**DATASET RECORDS**

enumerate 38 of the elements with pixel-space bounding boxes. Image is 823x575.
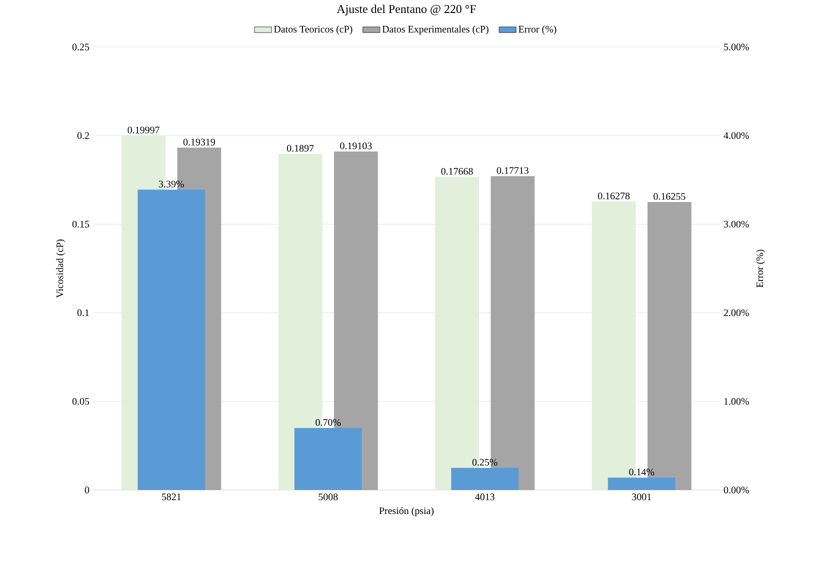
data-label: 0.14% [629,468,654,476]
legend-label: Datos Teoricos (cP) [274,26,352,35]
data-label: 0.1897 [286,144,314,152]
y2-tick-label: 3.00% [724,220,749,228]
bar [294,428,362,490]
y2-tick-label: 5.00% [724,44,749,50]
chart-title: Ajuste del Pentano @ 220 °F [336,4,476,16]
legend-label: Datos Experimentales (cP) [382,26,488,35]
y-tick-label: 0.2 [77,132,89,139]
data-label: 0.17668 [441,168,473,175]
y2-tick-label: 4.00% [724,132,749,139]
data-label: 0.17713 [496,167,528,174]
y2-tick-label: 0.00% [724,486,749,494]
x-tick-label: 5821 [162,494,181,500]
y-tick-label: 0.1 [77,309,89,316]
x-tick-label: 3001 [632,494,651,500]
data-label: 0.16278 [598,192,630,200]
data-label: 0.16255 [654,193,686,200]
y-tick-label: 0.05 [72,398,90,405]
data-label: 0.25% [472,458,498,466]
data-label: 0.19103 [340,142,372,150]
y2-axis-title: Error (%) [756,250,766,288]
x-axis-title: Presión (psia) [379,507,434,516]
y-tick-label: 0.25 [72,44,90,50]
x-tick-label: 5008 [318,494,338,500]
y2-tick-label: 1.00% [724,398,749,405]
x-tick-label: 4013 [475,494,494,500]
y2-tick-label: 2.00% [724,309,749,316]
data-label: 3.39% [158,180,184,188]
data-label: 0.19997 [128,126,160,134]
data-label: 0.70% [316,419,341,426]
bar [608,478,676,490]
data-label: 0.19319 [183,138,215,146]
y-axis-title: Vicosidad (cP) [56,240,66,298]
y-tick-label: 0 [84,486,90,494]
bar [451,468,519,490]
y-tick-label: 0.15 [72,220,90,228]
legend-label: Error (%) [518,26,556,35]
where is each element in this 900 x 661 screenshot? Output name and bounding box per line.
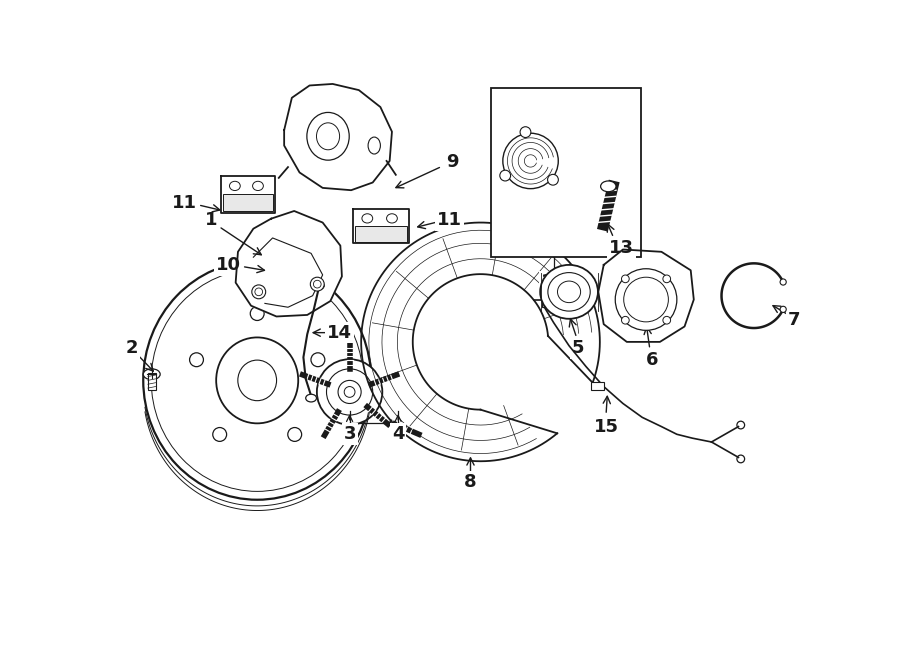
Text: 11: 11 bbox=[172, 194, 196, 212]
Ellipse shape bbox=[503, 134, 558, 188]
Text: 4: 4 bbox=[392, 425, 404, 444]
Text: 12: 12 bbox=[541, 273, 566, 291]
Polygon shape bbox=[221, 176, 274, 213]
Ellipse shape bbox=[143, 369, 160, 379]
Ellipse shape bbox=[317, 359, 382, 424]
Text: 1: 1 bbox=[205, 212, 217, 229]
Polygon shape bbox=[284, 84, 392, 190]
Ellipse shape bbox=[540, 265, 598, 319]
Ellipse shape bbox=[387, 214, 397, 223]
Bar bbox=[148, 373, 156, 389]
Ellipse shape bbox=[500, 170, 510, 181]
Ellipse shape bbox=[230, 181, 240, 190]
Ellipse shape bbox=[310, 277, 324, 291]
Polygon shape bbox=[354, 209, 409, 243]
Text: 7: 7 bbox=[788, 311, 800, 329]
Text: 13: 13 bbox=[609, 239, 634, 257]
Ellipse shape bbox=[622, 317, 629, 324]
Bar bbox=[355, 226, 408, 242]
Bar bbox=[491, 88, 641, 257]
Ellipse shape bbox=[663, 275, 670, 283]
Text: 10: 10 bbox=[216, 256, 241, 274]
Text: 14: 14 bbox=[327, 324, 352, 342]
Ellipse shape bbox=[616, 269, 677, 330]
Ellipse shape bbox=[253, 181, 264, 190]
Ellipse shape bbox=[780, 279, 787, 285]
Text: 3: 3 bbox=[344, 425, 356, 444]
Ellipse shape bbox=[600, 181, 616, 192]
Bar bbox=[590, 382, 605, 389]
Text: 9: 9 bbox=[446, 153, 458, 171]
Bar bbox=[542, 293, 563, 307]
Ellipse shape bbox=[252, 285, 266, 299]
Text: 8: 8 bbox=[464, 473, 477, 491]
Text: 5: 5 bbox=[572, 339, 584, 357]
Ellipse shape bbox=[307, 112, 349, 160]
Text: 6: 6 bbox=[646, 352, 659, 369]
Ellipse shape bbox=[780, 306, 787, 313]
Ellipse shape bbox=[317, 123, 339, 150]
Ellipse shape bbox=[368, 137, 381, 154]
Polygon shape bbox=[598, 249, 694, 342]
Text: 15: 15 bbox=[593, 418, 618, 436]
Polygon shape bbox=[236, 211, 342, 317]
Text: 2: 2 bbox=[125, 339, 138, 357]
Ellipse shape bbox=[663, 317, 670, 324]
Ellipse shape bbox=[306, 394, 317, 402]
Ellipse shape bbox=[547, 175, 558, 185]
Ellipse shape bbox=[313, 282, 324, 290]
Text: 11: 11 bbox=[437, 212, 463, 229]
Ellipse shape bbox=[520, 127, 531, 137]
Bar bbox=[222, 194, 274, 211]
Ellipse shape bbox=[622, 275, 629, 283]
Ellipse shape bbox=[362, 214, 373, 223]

* * *

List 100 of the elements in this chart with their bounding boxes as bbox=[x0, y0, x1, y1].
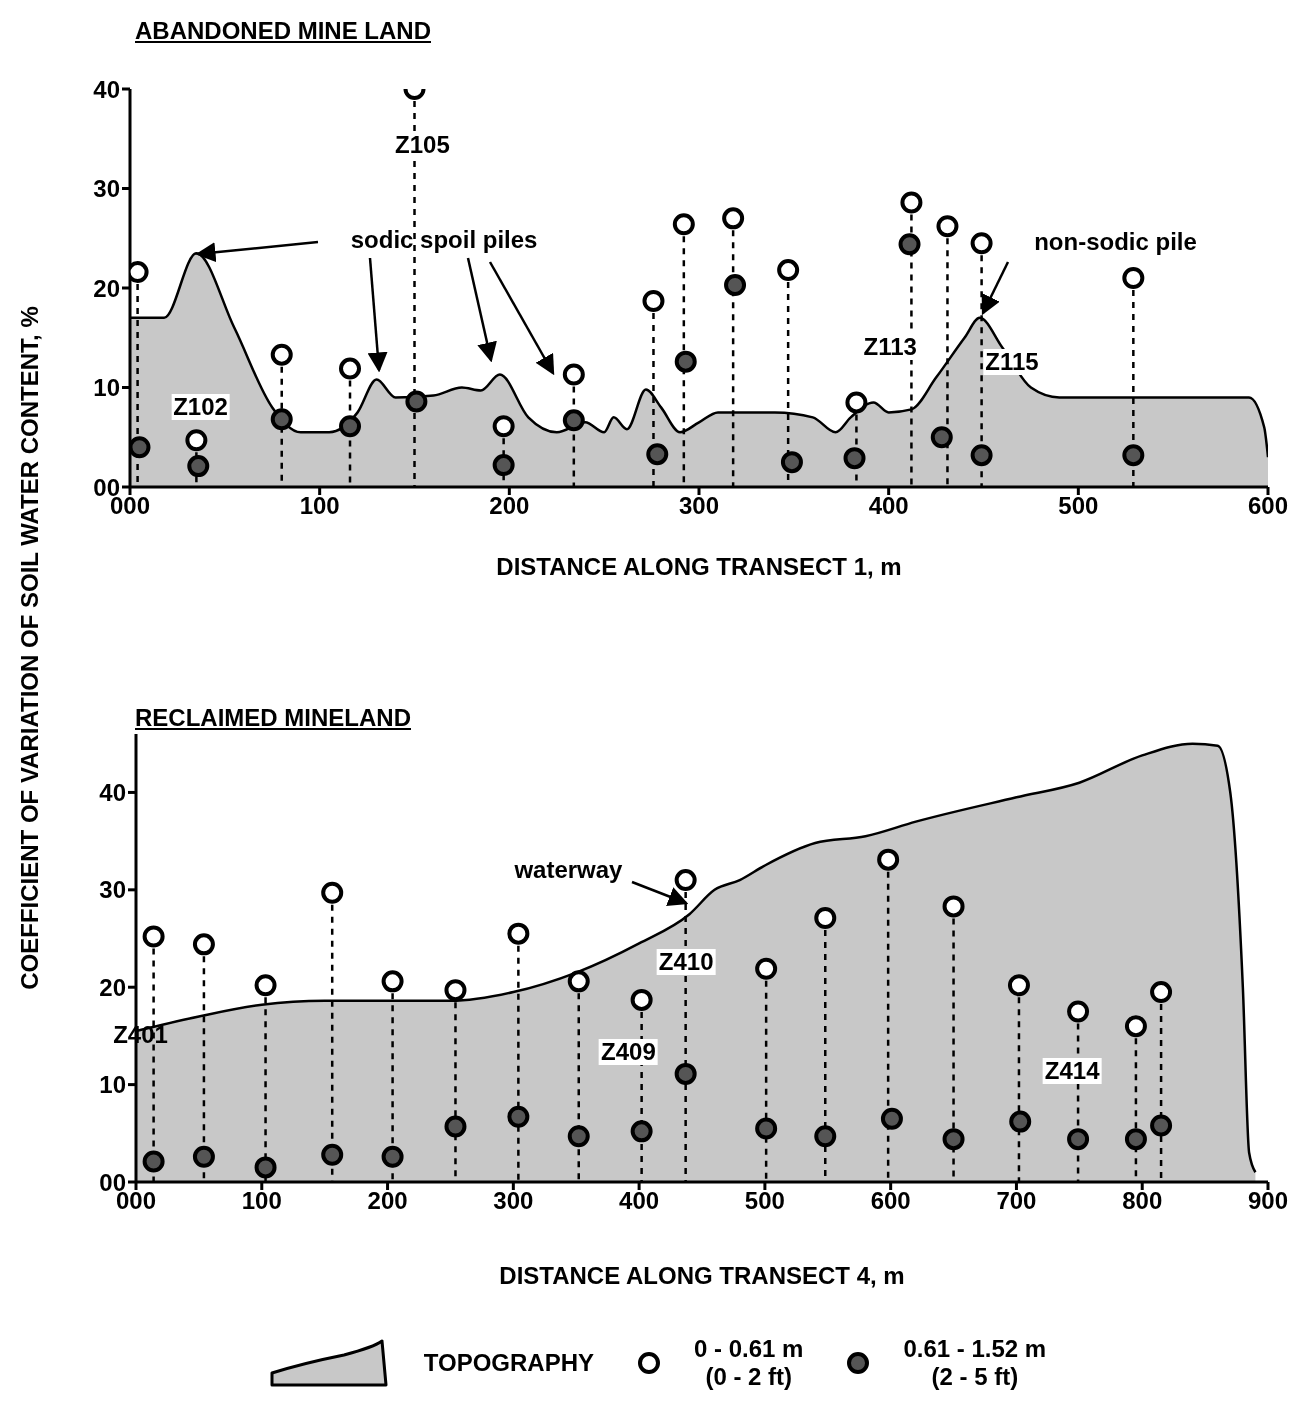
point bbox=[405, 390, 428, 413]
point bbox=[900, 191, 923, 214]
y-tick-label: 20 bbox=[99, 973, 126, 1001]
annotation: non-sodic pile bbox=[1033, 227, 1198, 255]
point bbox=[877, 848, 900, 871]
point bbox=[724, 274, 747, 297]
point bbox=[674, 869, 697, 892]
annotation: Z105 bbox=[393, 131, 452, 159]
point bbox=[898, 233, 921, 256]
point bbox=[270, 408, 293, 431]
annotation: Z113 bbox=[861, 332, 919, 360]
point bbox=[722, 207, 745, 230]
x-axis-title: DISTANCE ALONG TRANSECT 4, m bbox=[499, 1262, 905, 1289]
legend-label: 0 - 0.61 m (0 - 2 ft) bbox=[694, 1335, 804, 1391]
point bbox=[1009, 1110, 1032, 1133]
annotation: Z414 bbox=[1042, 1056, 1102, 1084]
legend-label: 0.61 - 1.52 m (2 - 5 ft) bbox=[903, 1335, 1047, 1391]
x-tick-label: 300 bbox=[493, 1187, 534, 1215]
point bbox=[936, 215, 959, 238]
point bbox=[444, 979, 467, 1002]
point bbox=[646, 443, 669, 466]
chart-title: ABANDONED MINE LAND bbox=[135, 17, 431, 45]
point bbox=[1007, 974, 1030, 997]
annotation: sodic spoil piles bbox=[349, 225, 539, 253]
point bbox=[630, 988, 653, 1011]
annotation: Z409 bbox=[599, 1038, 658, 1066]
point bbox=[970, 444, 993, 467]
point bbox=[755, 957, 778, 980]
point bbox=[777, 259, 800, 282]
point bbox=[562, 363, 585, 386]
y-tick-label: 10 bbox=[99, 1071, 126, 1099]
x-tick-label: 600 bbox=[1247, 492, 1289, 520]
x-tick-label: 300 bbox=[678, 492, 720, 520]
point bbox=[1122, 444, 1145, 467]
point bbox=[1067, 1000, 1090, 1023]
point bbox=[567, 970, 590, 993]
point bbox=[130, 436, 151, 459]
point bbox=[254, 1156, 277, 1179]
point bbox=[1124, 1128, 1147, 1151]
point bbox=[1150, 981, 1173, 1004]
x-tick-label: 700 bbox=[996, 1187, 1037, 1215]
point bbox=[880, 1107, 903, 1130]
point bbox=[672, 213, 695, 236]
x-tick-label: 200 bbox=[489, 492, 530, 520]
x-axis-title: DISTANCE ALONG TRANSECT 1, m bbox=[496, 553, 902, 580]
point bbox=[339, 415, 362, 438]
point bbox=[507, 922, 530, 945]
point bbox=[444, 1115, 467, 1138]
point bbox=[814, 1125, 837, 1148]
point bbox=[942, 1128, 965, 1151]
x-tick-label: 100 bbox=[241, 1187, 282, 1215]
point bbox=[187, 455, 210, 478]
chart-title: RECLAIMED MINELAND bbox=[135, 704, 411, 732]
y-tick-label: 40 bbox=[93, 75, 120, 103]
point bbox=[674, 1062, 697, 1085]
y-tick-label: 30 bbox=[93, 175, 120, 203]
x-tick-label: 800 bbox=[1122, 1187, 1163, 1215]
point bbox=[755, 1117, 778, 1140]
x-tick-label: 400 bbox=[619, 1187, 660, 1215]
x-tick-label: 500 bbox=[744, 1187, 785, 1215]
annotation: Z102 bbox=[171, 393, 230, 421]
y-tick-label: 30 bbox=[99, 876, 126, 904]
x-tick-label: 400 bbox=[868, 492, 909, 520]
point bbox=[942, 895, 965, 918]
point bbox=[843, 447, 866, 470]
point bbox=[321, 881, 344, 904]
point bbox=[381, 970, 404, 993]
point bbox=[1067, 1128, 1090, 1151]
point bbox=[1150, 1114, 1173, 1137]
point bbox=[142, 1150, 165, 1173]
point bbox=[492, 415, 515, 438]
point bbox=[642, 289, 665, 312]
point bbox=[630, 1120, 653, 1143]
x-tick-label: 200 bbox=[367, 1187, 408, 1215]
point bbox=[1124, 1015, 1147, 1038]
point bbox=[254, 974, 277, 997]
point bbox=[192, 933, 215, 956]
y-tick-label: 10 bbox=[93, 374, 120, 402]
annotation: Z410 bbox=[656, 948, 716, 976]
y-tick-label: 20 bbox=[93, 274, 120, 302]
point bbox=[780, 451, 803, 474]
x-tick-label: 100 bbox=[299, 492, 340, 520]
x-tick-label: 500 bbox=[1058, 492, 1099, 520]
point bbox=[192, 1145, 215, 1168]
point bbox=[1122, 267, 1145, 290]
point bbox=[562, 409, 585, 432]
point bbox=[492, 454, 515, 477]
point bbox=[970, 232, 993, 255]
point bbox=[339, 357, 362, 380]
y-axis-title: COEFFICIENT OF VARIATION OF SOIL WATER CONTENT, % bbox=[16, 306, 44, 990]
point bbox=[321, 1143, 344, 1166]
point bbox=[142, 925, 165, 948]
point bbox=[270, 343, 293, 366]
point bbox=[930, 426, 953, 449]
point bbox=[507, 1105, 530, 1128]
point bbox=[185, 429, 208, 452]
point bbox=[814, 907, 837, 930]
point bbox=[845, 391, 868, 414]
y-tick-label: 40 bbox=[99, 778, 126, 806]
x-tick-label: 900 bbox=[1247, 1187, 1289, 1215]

**REQUIREMENTS**
Rename "non-sodic pile" to "sodic pile" in the items from the line containing "point bbox=[405, 390, 428, 413]" down to the line containing "point bbox=[674, 869, 697, 892]", and give only those lines again, otherwise unchanged.

**RESULT OF THIS TASK**
point bbox=[405, 390, 428, 413]
point bbox=[900, 191, 923, 214]
y-tick-label: 20 bbox=[99, 973, 126, 1001]
annotation: sodic pile bbox=[1033, 227, 1198, 255]
point bbox=[877, 848, 900, 871]
point bbox=[724, 274, 747, 297]
point bbox=[674, 869, 697, 892]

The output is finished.